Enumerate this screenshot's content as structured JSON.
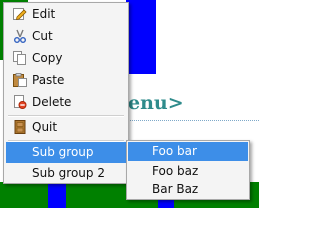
{
  "background": {
    "heading_fragment": "enu>",
    "colors": {
      "green": "#008000",
      "blue": "#0000ff",
      "heading": "#2e8b8b",
      "highlight": "#3d8ee8"
    }
  },
  "context_menu": {
    "items": [
      {
        "label": "Edit",
        "icon": "edit-pencil-icon"
      },
      {
        "label": "Cut",
        "icon": "scissors-icon"
      },
      {
        "label": "Copy",
        "icon": "copy-pages-icon"
      },
      {
        "label": "Paste",
        "icon": "clipboard-icon"
      },
      {
        "label": "Delete",
        "icon": "delete-page-icon"
      },
      {
        "label": "Quit",
        "icon": "door-icon"
      },
      {
        "label": "Sub group",
        "icon": null,
        "active": true
      },
      {
        "label": "Sub group 2",
        "icon": null
      }
    ]
  },
  "submenu": {
    "items": [
      {
        "label": "Foo bar",
        "active": true
      },
      {
        "label": "Foo baz"
      },
      {
        "label": "Bar Baz"
      }
    ]
  }
}
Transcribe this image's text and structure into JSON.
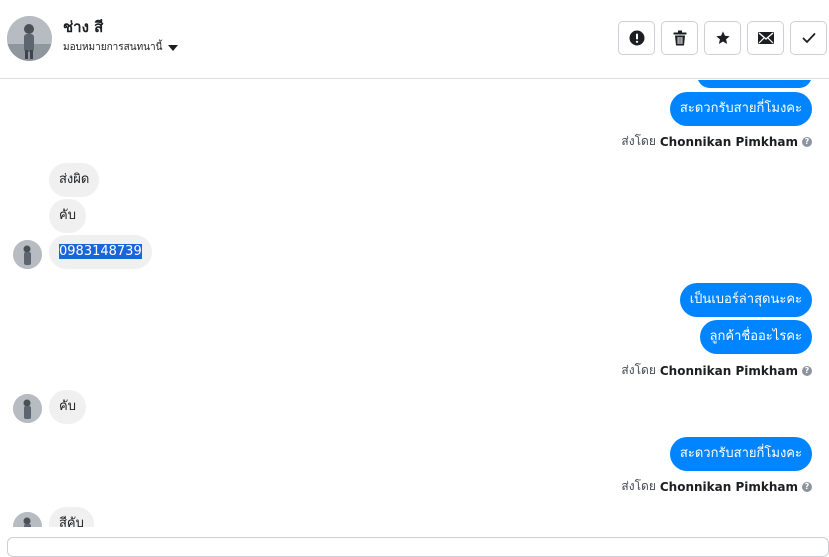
{
  "contact": {
    "name": "ช่าง สี",
    "assign_label": "มอบหมายการสนทนานี้"
  },
  "actions": [
    {
      "name": "mark-spam-button",
      "icon": "alert-icon"
    },
    {
      "name": "delete-button",
      "icon": "trash-icon"
    },
    {
      "name": "star-button",
      "icon": "star-icon"
    },
    {
      "name": "mark-unread-button",
      "icon": "envelope-icon"
    },
    {
      "name": "done-button",
      "icon": "check-icon"
    }
  ],
  "messages": {
    "out_1": "สะดวกรับสายกี่โมงคะ",
    "sent_1_prefix": "ส่งโดย",
    "sent_1_name": "Chonnikan Pimkham",
    "in_1": "ส่งผิด",
    "in_2": "คับ",
    "in_3": "0983148739",
    "out_2": "เป็นเบอร์ล่าสุดนะคะ",
    "out_3": "ลูกค้าชื่ออะไรคะ",
    "sent_2_prefix": "ส่งโดย",
    "sent_2_name": "Chonnikan Pimkham",
    "in_4": "คับ",
    "out_4": "สะดวกรับสายกี่โมงคะ",
    "sent_3_prefix": "ส่งโดย",
    "sent_3_name": "Chonnikan Pimkham",
    "in_5": "สีคับ"
  },
  "colors": {
    "outgoing": "#0084ff",
    "incoming": "#f0f0f0",
    "selection": "#1a66d9"
  }
}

★ ★ ★ ★ ★ ★ ★

#### [TASK REQUIREMENTS]
Reproduce each line of the records exactly, and omit every picture.

#### [EXPECTED ANSWER]
Enumerate this screenshot's content as structured JSON.
{
  "background": {
    "heading_fragment": "enu>",
    "colors": {
      "green": "#008000",
      "blue": "#0000ff",
      "heading": "#2e8b8b",
      "highlight": "#3d8ee8"
    }
  },
  "context_menu": {
    "items": [
      {
        "label": "Edit",
        "icon": "edit-pencil-icon"
      },
      {
        "label": "Cut",
        "icon": "scissors-icon"
      },
      {
        "label": "Copy",
        "icon": "copy-pages-icon"
      },
      {
        "label": "Paste",
        "icon": "clipboard-icon"
      },
      {
        "label": "Delete",
        "icon": "delete-page-icon"
      },
      {
        "label": "Quit",
        "icon": "door-icon"
      },
      {
        "label": "Sub group",
        "icon": null,
        "active": true
      },
      {
        "label": "Sub group 2",
        "icon": null
      }
    ]
  },
  "submenu": {
    "items": [
      {
        "label": "Foo bar",
        "active": true
      },
      {
        "label": "Foo baz"
      },
      {
        "label": "Bar Baz"
      }
    ]
  }
}
Transcribe this image's text and structure into JSON.
{
  "contact": {
    "name": "ช่าง สี",
    "assign_label": "มอบหมายการสนทนานี้"
  },
  "actions": [
    {
      "name": "mark-spam-button",
      "icon": "alert-icon"
    },
    {
      "name": "delete-button",
      "icon": "trash-icon"
    },
    {
      "name": "star-button",
      "icon": "star-icon"
    },
    {
      "name": "mark-unread-button",
      "icon": "envelope-icon"
    },
    {
      "name": "done-button",
      "icon": "check-icon"
    }
  ],
  "messages": {
    "out_1": "สะดวกรับสายกี่โมงคะ",
    "sent_1_prefix": "ส่งโดย",
    "sent_1_name": "Chonnikan Pimkham",
    "in_1": "ส่งผิด",
    "in_2": "คับ",
    "in_3": "0983148739",
    "out_2": "เป็นเบอร์ล่าสุดนะคะ",
    "out_3": "ลูกค้าชื่ออะไรคะ",
    "sent_2_prefix": "ส่งโดย",
    "sent_2_name": "Chonnikan Pimkham",
    "in_4": "คับ",
    "out_4": "สะดวกรับสายกี่โมงคะ",
    "sent_3_prefix": "ส่งโดย",
    "sent_3_name": "Chonnikan Pimkham",
    "in_5": "สีคับ"
  },
  "colors": {
    "outgoing": "#0084ff",
    "incoming": "#f0f0f0",
    "selection": "#1a66d9"
  }
}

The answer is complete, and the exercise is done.